== Set problem ==
Whenever a line below holds the word "MLIT", copy that line.

-- Start --

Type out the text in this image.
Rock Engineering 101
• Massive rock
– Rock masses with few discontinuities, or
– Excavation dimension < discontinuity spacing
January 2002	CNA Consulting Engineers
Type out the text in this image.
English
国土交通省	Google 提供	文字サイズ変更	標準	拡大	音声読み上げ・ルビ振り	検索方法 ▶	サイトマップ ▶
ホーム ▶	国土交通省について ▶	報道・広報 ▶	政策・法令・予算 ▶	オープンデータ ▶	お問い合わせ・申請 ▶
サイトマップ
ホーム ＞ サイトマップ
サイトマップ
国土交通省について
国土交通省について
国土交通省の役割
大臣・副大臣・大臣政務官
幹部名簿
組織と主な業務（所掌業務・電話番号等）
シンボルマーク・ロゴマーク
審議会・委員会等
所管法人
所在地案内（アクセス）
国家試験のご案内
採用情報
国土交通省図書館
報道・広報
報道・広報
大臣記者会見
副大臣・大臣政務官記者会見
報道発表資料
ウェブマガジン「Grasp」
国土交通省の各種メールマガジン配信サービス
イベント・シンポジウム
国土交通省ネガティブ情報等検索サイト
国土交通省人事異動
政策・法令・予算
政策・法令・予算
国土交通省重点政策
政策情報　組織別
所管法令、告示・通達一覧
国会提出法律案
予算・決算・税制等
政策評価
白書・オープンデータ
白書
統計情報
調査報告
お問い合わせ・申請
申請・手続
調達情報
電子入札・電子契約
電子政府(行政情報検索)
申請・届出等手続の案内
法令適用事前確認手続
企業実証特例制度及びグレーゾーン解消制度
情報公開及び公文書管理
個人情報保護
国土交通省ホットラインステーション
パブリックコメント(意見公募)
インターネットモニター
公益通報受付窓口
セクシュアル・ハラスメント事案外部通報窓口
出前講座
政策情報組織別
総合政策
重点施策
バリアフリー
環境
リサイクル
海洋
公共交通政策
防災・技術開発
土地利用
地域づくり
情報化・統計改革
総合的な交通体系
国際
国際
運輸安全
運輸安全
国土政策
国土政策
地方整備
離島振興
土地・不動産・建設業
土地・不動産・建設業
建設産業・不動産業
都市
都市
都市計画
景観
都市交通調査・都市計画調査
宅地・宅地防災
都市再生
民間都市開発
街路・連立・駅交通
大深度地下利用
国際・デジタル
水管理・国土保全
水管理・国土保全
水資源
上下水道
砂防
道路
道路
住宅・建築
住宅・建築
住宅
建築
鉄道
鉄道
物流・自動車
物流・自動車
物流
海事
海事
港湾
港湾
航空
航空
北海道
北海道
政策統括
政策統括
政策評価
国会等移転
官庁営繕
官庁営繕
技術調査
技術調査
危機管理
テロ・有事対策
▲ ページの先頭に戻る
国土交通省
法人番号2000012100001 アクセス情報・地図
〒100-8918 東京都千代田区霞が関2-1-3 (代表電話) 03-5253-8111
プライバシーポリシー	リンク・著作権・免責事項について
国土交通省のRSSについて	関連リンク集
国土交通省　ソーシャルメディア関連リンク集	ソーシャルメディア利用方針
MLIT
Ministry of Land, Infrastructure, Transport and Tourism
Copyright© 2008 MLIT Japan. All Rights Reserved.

-- End --

== Expected answer ==
MLIT
Copyright© 2008 MLIT Japan. All Rights Reserved.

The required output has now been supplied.